WRITTEN EXERCISE:
Review the listing and copy each line that holds the word "Results".

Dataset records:
++++++++++++++++++++

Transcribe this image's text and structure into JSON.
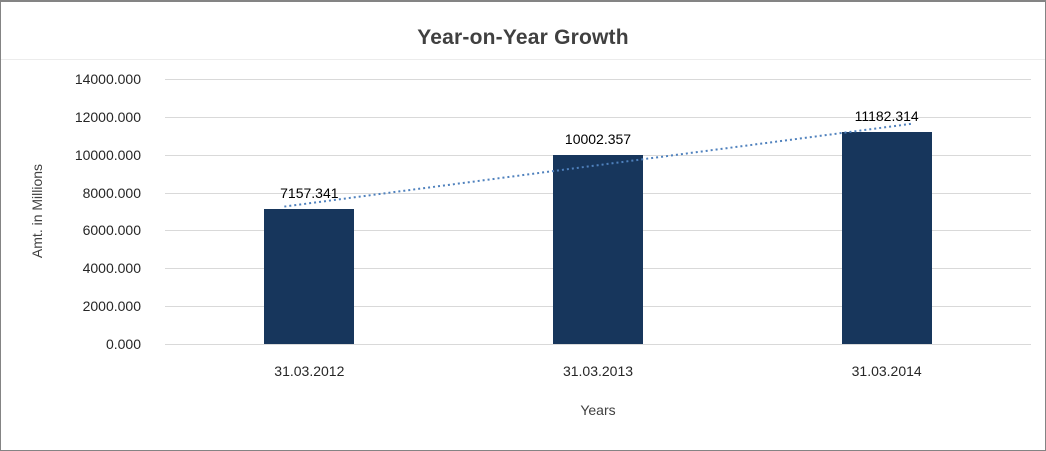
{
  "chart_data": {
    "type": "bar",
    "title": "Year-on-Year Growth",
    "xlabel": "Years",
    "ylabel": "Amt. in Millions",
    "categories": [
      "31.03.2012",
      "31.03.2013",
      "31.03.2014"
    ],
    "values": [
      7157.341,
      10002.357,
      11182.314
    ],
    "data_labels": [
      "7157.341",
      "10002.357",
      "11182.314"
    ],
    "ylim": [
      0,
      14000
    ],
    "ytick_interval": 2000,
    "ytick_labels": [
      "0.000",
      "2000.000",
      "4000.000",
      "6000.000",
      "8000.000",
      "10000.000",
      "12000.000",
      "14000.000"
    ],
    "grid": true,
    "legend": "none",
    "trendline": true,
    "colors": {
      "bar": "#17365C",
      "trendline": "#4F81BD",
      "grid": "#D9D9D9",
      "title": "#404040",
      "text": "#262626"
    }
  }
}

++++++++++++++++++++

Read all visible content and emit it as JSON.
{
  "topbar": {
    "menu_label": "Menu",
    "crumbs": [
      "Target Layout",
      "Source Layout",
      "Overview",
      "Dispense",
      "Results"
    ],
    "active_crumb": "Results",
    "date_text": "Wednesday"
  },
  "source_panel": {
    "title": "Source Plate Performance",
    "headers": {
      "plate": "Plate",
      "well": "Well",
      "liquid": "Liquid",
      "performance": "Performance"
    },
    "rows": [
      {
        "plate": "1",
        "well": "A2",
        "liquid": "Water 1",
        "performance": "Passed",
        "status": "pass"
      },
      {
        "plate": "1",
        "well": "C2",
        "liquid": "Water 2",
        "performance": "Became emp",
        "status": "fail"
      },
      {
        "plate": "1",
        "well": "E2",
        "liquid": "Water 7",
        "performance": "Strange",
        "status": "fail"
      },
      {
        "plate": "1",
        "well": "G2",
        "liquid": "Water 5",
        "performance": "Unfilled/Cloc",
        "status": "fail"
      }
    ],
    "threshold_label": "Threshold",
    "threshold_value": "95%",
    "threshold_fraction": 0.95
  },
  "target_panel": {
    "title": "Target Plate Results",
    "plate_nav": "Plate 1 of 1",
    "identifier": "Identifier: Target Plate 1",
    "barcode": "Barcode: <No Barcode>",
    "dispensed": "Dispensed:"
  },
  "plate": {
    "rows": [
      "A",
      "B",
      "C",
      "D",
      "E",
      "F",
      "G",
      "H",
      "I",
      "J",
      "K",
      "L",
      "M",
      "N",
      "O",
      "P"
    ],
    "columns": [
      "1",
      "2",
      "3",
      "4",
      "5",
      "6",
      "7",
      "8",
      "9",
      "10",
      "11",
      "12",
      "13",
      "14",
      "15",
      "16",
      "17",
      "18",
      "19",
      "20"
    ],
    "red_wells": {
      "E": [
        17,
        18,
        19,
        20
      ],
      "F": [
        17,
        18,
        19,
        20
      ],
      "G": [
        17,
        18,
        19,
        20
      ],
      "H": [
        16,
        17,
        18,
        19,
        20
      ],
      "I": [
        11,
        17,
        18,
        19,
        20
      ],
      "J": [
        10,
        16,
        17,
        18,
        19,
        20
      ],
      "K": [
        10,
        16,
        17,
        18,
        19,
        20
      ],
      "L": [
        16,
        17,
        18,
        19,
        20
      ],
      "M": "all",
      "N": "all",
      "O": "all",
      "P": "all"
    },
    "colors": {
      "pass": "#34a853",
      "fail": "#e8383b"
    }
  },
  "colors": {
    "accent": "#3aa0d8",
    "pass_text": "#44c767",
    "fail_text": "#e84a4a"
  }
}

++++++++++++++++++++

TASK RESULT:
      "Results"
    "active_crumb": "Results",
    "title": "Target Plate Results",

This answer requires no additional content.